What number of lines in the material contain the word "accept"? Give that number alone.

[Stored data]
----
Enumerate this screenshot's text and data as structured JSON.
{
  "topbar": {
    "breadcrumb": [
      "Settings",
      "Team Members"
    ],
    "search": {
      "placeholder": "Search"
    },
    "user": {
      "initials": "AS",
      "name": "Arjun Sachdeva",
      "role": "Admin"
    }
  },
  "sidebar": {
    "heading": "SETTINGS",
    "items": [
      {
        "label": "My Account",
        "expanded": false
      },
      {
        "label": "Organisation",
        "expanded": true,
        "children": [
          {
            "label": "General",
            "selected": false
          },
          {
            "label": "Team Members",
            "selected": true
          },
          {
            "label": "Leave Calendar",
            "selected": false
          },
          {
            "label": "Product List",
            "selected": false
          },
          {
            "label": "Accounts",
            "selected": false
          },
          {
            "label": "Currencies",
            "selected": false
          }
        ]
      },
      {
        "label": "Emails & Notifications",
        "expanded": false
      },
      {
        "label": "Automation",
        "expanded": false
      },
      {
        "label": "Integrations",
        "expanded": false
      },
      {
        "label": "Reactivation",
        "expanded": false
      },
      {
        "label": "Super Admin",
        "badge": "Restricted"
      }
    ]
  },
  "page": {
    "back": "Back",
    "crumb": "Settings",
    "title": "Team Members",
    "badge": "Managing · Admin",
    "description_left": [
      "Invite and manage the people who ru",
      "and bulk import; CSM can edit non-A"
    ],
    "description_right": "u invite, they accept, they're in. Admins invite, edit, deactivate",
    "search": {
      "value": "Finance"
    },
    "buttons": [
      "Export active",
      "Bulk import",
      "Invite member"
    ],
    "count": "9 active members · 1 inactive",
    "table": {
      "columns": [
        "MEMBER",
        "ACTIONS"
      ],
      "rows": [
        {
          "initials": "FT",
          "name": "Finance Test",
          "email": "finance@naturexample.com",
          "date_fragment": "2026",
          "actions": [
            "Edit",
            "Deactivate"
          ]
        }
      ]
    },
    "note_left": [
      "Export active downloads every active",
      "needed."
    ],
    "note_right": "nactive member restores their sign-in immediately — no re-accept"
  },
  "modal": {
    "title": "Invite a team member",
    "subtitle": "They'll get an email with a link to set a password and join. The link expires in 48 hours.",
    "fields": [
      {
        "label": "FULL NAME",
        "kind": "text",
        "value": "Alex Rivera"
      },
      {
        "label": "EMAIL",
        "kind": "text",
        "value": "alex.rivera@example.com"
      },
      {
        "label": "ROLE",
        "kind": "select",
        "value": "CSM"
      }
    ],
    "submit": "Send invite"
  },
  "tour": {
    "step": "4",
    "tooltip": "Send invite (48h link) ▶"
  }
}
----
#### [Result of this task]
2